▸ Records supplied
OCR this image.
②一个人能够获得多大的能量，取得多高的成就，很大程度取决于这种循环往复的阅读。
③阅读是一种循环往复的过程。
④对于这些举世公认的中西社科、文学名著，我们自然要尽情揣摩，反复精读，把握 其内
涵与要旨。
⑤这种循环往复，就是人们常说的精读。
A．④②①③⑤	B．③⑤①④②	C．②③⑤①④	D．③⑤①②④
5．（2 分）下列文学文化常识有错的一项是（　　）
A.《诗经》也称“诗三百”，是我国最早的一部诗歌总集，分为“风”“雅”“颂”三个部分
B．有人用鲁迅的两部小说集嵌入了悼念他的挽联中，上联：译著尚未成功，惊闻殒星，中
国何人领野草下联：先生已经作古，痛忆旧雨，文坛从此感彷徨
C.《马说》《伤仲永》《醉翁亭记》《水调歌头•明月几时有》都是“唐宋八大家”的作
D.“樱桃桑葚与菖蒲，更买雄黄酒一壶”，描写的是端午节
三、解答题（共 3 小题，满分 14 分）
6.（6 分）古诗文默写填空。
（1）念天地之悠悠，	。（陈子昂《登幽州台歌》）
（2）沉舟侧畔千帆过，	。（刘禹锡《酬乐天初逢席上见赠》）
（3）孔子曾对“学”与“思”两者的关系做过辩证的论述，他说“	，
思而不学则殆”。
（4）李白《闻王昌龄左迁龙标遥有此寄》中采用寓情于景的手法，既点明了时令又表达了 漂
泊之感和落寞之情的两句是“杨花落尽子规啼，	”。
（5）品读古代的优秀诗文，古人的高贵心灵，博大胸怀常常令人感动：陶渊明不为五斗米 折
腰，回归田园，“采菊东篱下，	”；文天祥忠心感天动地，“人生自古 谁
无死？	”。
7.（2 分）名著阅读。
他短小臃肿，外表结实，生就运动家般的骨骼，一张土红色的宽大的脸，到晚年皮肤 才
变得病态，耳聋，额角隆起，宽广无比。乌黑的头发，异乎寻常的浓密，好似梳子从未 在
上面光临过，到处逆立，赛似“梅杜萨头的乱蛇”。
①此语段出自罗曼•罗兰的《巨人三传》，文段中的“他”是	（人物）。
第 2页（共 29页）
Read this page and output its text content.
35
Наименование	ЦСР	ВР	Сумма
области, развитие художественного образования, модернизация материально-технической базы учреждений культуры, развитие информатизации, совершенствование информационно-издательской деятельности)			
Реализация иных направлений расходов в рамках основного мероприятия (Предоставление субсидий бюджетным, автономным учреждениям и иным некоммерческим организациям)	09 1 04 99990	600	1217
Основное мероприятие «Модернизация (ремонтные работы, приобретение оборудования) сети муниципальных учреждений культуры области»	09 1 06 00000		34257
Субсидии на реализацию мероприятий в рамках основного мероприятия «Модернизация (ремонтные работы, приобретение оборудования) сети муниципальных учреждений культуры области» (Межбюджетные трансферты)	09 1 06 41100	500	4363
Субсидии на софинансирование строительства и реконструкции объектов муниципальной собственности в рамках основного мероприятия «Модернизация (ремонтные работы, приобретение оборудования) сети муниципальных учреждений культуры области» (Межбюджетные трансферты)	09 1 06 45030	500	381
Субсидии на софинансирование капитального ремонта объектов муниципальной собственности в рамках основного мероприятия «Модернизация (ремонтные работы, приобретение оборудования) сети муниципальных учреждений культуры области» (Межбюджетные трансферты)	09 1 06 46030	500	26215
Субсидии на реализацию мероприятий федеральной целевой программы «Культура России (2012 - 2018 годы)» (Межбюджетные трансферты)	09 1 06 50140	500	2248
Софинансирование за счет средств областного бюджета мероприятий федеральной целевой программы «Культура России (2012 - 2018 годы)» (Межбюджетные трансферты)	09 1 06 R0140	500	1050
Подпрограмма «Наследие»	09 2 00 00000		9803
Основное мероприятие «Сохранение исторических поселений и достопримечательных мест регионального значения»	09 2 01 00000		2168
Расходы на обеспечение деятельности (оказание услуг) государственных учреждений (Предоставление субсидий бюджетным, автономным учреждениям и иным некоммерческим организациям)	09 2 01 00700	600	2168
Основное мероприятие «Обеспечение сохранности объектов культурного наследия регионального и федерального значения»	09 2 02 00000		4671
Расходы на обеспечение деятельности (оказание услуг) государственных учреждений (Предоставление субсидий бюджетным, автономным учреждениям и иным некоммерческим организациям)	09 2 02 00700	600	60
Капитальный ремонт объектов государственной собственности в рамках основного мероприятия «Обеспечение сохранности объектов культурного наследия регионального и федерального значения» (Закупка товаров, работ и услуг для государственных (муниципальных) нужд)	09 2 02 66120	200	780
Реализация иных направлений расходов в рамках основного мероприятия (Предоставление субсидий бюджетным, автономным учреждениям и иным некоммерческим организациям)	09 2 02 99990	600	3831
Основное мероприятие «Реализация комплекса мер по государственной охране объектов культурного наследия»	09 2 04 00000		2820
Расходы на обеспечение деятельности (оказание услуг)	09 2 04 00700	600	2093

▸ What the exercise asks
Each line in the material above must be retyped without alteration.

▸ Output for this task
OCR this image.
②一个人能够获得多大的能量，取得多高的成就，很大程度取决于这种循环往复的阅读。
③阅读是一种循环往复的过程。
④对于这些举世公认的中西社科、文学名著，我们自然要尽情揣摩，反复精读，把握 其内
涵与要旨。
⑤这种循环往复，就是人们常说的精读。
A．④②①③⑤	B．③⑤①④②	C．②③⑤①④	D．③⑤①②④
5．（2 分）下列文学文化常识有错的一项是（　　）
A.《诗经》也称“诗三百”，是我国最早的一部诗歌总集，分为“风”“雅”“颂”三个部分
B．有人用鲁迅的两部小说集嵌入了悼念他的挽联中，上联：译著尚未成功，惊闻殒星，中
国何人领野草下联：先生已经作古，痛忆旧雨，文坛从此感彷徨
C.《马说》《伤仲永》《醉翁亭记》《水调歌头•明月几时有》都是“唐宋八大家”的作
D.“樱桃桑葚与菖蒲，更买雄黄酒一壶”，描写的是端午节
三、解答题（共 3 小题，满分 14 分）
6.（6 分）古诗文默写填空。
（1）念天地之悠悠，	。（陈子昂《登幽州台歌》）
（2）沉舟侧畔千帆过，	。（刘禹锡《酬乐天初逢席上见赠》）
（3）孔子曾对“学”与“思”两者的关系做过辩证的论述，他说“	，
思而不学则殆”。
（4）李白《闻王昌龄左迁龙标遥有此寄》中采用寓情于景的手法，既点明了时令又表达了 漂
泊之感和落寞之情的两句是“杨花落尽子规啼，	”。
（5）品读古代的优秀诗文，古人的高贵心灵，博大胸怀常常令人感动：陶渊明不为五斗米 折
腰，回归田园，“采菊东篱下，	”；文天祥忠心感天动地，“人生自古 谁
无死？	”。
7.（2 分）名著阅读。
他短小臃肿，外表结实，生就运动家般的骨骼，一张土红色的宽大的脸，到晚年皮肤 才
变得病态，耳聋，额角隆起，宽广无比。乌黑的头发，异乎寻常的浓密，好似梳子从未 在
上面光临过，到处逆立，赛似“梅杜萨头的乱蛇”。
①此语段出自罗曼•罗兰的《巨人三传》，文段中的“他”是	（人物）。
第 2页（共 29页）
Read this page and output its text content.
35
Наименование	ЦСР	ВР	Сумма
области, развитие художественного образования, модернизация материально-технической базы учреждений культуры, развитие информатизации, совершенствование информационно-издательской деятельности)			
Реализация иных направлений расходов в рамках основного мероприятия (Предоставление субсидий бюджетным, автономным учреждениям и иным некоммерческим организациям)	09 1 04 99990	600	1217
Основное мероприятие «Модернизация (ремонтные работы, приобретение оборудования) сети муниципальных учреждений культуры области»	09 1 06 00000		34257
Субсидии на реализацию мероприятий в рамках основного мероприятия «Модернизация (ремонтные работы, приобретение оборудования) сети муниципальных учреждений культуры области» (Межбюджетные трансферты)	09 1 06 41100	500	4363
Субсидии на софинансирование строительства и реконструкции объектов муниципальной собственности в рамках основного мероприятия «Модернизация (ремонтные работы, приобретение оборудования) сети муниципальных учреждений культуры области» (Межбюджетные трансферты)	09 1 06 45030	500	381
Субсидии на софинансирование капитального ремонта объектов муниципальной собственности в рамках основного мероприятия «Модернизация (ремонтные работы, приобретение оборудования) сети муниципальных учреждений культуры области» (Межбюджетные трансферты)	09 1 06 46030	500	26215
Субсидии на реализацию мероприятий федеральной целевой программы «Культура России (2012 - 2018 годы)» (Межбюджетные трансферты)	09 1 06 50140	500	2248
Софинансирование за счет средств областного бюджета мероприятий федеральной целевой программы «Культура России (2012 - 2018 годы)» (Межбюджетные трансферты)	09 1 06 R0140	500	1050
Подпрограмма «Наследие»	09 2 00 00000		9803
Основное мероприятие «Сохранение исторических поселений и достопримечательных мест регионального значения»	09 2 01 00000		2168
Расходы на обеспечение деятельности (оказание услуг) государственных учреждений (Предоставление субсидий бюджетным, автономным учреждениям и иным некоммерческим организациям)	09 2 01 00700	600	2168
Основное мероприятие «Обеспечение сохранности объектов культурного наследия регионального и федерального значения»	09 2 02 00000		4671
Расходы на обеспечение деятельности (оказание услуг) государственных учреждений (Предоставление субсидий бюджетным, автономным учреждениям и иным некоммерческим организациям)	09 2 02 00700	600	60
Капитальный ремонт объектов государственной собственности в рамках основного мероприятия «Обеспечение сохранности объектов культурного наследия регионального и федерального значения» (Закупка товаров, работ и услуг для государственных (муниципальных) нужд)	09 2 02 66120	200	780
Реализация иных направлений расходов в рамках основного мероприятия (Предоставление субсидий бюджетным, автономным учреждениям и иным некоммерческим организациям)	09 2 02 99990	600	3831
Основное мероприятие «Реализация комплекса мер по государственной охране объектов культурного наследия»	09 2 04 00000		2820
Расходы на обеспечение деятельности (оказание услуг)	09 2 04 00700	600	2093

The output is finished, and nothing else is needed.